**Records provided**
########################################

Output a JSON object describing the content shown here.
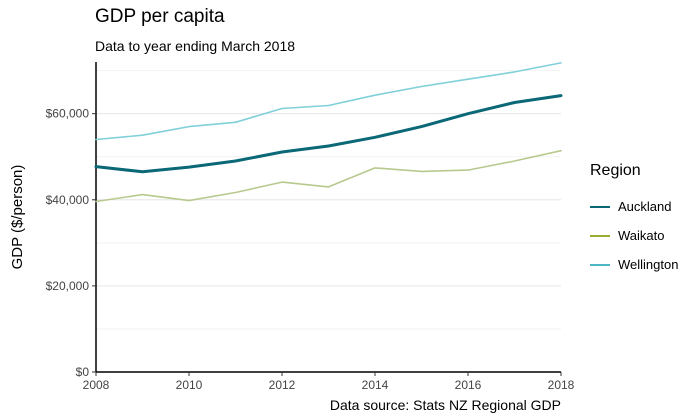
{
  "chart_data": {
    "type": "line",
    "title": "GDP per capita",
    "subtitle": "Data to year ending March 2018",
    "caption": "Data source: Stats NZ Regional GDP",
    "xlabel": "",
    "ylabel": "GDP ($/person)",
    "xlim": [
      2008,
      2018
    ],
    "ylim": [
      0,
      72000
    ],
    "x_ticks": [
      2008,
      2010,
      2012,
      2014,
      2016,
      2018
    ],
    "x_tick_labels": [
      "2008",
      "2010",
      "2012",
      "2014",
      "2016",
      "2018"
    ],
    "y_ticks": [
      0,
      20000,
      40000,
      60000
    ],
    "y_tick_labels": [
      "$0",
      "$20,000",
      "$40,000",
      "$60,000"
    ],
    "grid": "horizontal",
    "legend_title": "Region",
    "legend_position": "right",
    "x": [
      2008,
      2009,
      2010,
      2011,
      2012,
      2013,
      2014,
      2015,
      2016,
      2017,
      2018
    ],
    "series": [
      {
        "name": "Auckland",
        "color": "#0b6877",
        "emphasis": true,
        "values": [
          47700,
          46500,
          47600,
          49000,
          51100,
          52500,
          54500,
          57000,
          60000,
          62600,
          64200
        ]
      },
      {
        "name": "Waikato",
        "color": "#b8c98e",
        "legend_color": "#9aad2e",
        "values": [
          39600,
          41200,
          39800,
          41700,
          44100,
          43000,
          47400,
          46600,
          46900,
          49000,
          51400
        ]
      },
      {
        "name": "Wellington",
        "color": "#7fd0d9",
        "legend_color": "#4cb6c6",
        "values": [
          54000,
          55000,
          57000,
          58000,
          61200,
          61900,
          64300,
          66300,
          68000,
          69700,
          71800
        ]
      }
    ]
  }
}
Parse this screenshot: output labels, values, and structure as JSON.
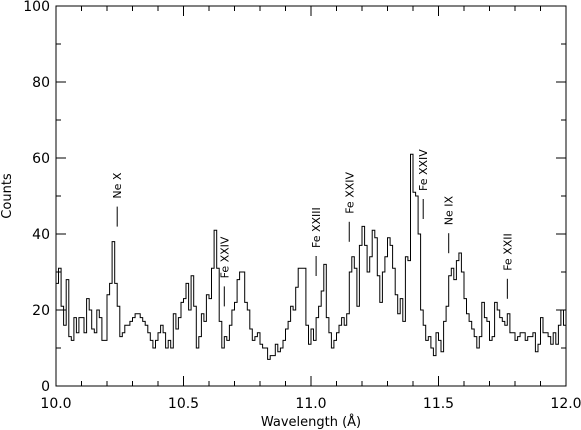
{
  "chart_data": {
    "type": "line",
    "step": true,
    "xlabel": "Wavelength (Å)",
    "ylabel": "Counts",
    "xlim": [
      10.0,
      12.0
    ],
    "ylim": [
      0,
      100
    ],
    "x_ticks": [
      10.0,
      10.5,
      11.0,
      11.5,
      12.0
    ],
    "x_tick_labels": [
      "10.0",
      "10.5",
      "11.0",
      "11.5",
      "12.0"
    ],
    "y_ticks": [
      0,
      20,
      40,
      60,
      80,
      100
    ],
    "y_tick_labels": [
      "0",
      "20",
      "40",
      "60",
      "80",
      "100"
    ],
    "grid": false,
    "series": [
      {
        "bin_width": 0.01,
        "x_start": 10.0,
        "values": [
          27,
          31,
          21,
          16,
          28,
          13,
          12,
          18,
          14,
          18,
          18,
          14,
          23,
          20,
          15,
          14,
          20,
          18,
          12,
          12,
          24,
          27,
          38,
          27,
          21,
          13,
          14,
          16,
          16,
          17,
          18,
          19,
          19,
          18,
          17,
          16,
          14,
          12,
          10,
          12,
          14,
          16,
          14,
          10,
          12,
          10,
          19,
          15,
          18,
          22,
          23,
          27,
          20,
          29,
          21,
          10,
          13,
          19,
          17,
          24,
          23,
          31,
          41,
          31,
          17,
          10,
          13,
          12,
          16,
          20,
          22,
          28,
          30,
          30,
          22,
          20,
          15,
          12,
          13,
          14,
          11,
          10,
          10,
          7,
          8,
          8,
          11,
          9,
          10,
          12,
          15,
          17,
          21,
          20,
          26,
          31,
          31,
          31,
          16,
          11,
          15,
          12,
          18,
          21,
          25,
          32,
          18,
          14,
          10,
          12,
          14,
          16,
          18,
          16,
          19,
          30,
          34,
          31,
          21,
          37,
          42,
          37,
          30,
          34,
          41,
          39,
          29,
          22,
          30,
          34,
          39,
          37,
          31,
          24,
          19,
          23,
          17,
          34,
          33,
          61,
          51,
          50,
          40,
          20,
          16,
          12,
          13,
          10,
          8,
          14,
          12,
          9,
          17,
          21,
          29,
          31,
          28,
          33,
          35,
          30,
          23,
          19,
          17,
          15,
          13,
          10,
          13,
          22,
          18,
          17,
          12,
          13,
          22,
          20,
          18,
          17,
          16,
          19,
          14,
          14,
          12,
          13,
          14,
          14,
          12,
          13,
          13,
          14,
          9,
          11,
          18,
          14,
          14,
          13,
          11,
          14,
          11,
          16,
          20,
          16,
          21
        ]
      }
    ],
    "annotations": [
      {
        "label": "Ne X",
        "x": 10.24
      },
      {
        "label": "Fe XXIV",
        "x": 10.66
      },
      {
        "label": "Fe XXIII",
        "x": 11.02
      },
      {
        "label": "Fe XXIV",
        "x": 11.15
      },
      {
        "label": "Fe XXIV",
        "x": 11.44
      },
      {
        "label": "Ne IX",
        "x": 11.54
      },
      {
        "label": "Fe XXII",
        "x": 11.77
      }
    ]
  }
}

########################################

**What the task asks**
Output the records above exactly; leave out the pictures.

**Solution for this problem**
Output a JSON object describing the content shown here.
{
  "chart_data": {
    "type": "line",
    "title": "GDP per capita",
    "subtitle": "Data to year ending March 2018",
    "caption": "Data source: Stats NZ Regional GDP",
    "xlabel": "",
    "ylabel": "GDP ($/person)",
    "xlim": [
      2008,
      2018
    ],
    "ylim": [
      0,
      72000
    ],
    "x_ticks": [
      2008,
      2010,
      2012,
      2014,
      2016,
      2018
    ],
    "x_tick_labels": [
      "2008",
      "2010",
      "2012",
      "2014",
      "2016",
      "2018"
    ],
    "y_ticks": [
      0,
      20000,
      40000,
      60000
    ],
    "y_tick_labels": [
      "$0",
      "$20,000",
      "$40,000",
      "$60,000"
    ],
    "grid": "horizontal",
    "legend_title": "Region",
    "legend_position": "right",
    "x": [
      2008,
      2009,
      2010,
      2011,
      2012,
      2013,
      2014,
      2015,
      2016,
      2017,
      2018
    ],
    "series": [
      {
        "name": "Auckland",
        "color": "#0b6877",
        "emphasis": true,
        "values": [
          47700,
          46500,
          47600,
          49000,
          51100,
          52500,
          54500,
          57000,
          60000,
          62600,
          64200
        ]
      },
      {
        "name": "Waikato",
        "color": "#b8c98e",
        "legend_color": "#9aad2e",
        "values": [
          39600,
          41200,
          39800,
          41700,
          44100,
          43000,
          47400,
          46600,
          46900,
          49000,
          51400
        ]
      },
      {
        "name": "Wellington",
        "color": "#7fd0d9",
        "legend_color": "#4cb6c6",
        "values": [
          54000,
          55000,
          57000,
          58000,
          61200,
          61900,
          64300,
          66300,
          68000,
          69700,
          71800
        ]
      }
    ]
  }
}
Parse this screenshot: output labels, values, and structure as JSON.
{
  "chart_data": {
    "type": "line",
    "step": true,
    "xlabel": "Wavelength (Å)",
    "ylabel": "Counts",
    "xlim": [
      10.0,
      12.0
    ],
    "ylim": [
      0,
      100
    ],
    "x_ticks": [
      10.0,
      10.5,
      11.0,
      11.5,
      12.0
    ],
    "x_tick_labels": [
      "10.0",
      "10.5",
      "11.0",
      "11.5",
      "12.0"
    ],
    "y_ticks": [
      0,
      20,
      40,
      60,
      80,
      100
    ],
    "y_tick_labels": [
      "0",
      "20",
      "40",
      "60",
      "80",
      "100"
    ],
    "grid": false,
    "series": [
      {
        "bin_width": 0.01,
        "x_start": 10.0,
        "values": [
          27,
          31,
          21,
          16,
          28,
          13,
          12,
          18,
          14,
          18,
          18,
          14,
          23,
          20,
          15,
          14,
          20,
          18,
          12,
          12,
          24,
          27,
          38,
          27,
          21,
          13,
          14,
          16,
          16,
          17,
          18,
          19,
          19,
          18,
          17,
          16,
          14,
          12,
          10,
          12,
          14,
          16,
          14,
          10,
          12,
          10,
          19,
          15,
          18,
          22,
          23,
          27,
          20,
          29,
          21,
          10,
          13,
          19,
          17,
          24,
          23,
          31,
          41,
          31,
          17,
          10,
          13,
          12,
          16,
          20,
          22,
          28,
          30,
          30,
          22,
          20,
          15,
          12,
          13,
          14,
          11,
          10,
          10,
          7,
          8,
          8,
          11,
          9,
          10,
          12,
          15,
          17,
          21,
          20,
          26,
          31,
          31,
          31,
          16,
          11,
          15,
          12,
          18,
          21,
          25,
          32,
          18,
          14,
          10,
          12,
          14,
          16,
          18,
          16,
          19,
          30,
          34,
          31,
          21,
          37,
          42,
          37,
          30,
          34,
          41,
          39,
          29,
          22,
          30,
          34,
          39,
          37,
          31,
          24,
          19,
          23,
          17,
          34,
          33,
          61,
          51,
          50,
          40,
          20,
          16,
          12,
          13,
          10,
          8,
          14,
          12,
          9,
          17,
          21,
          29,
          31,
          28,
          33,
          35,
          30,
          23,
          19,
          17,
          15,
          13,
          10,
          13,
          22,
          18,
          17,
          12,
          13,
          22,
          20,
          18,
          17,
          16,
          19,
          14,
          14,
          12,
          13,
          14,
          14,
          12,
          13,
          13,
          14,
          9,
          11,
          18,
          14,
          14,
          13,
          11,
          14,
          11,
          16,
          20,
          16,
          21
        ]
      }
    ],
    "annotations": [
      {
        "label": "Ne X",
        "x": 10.24
      },
      {
        "label": "Fe XXIV",
        "x": 10.66
      },
      {
        "label": "Fe XXIII",
        "x": 11.02
      },
      {
        "label": "Fe XXIV",
        "x": 11.15
      },
      {
        "label": "Fe XXIV",
        "x": 11.44
      },
      {
        "label": "Ne IX",
        "x": 11.54
      },
      {
        "label": "Fe XXII",
        "x": 11.77
      }
    ]
  }
}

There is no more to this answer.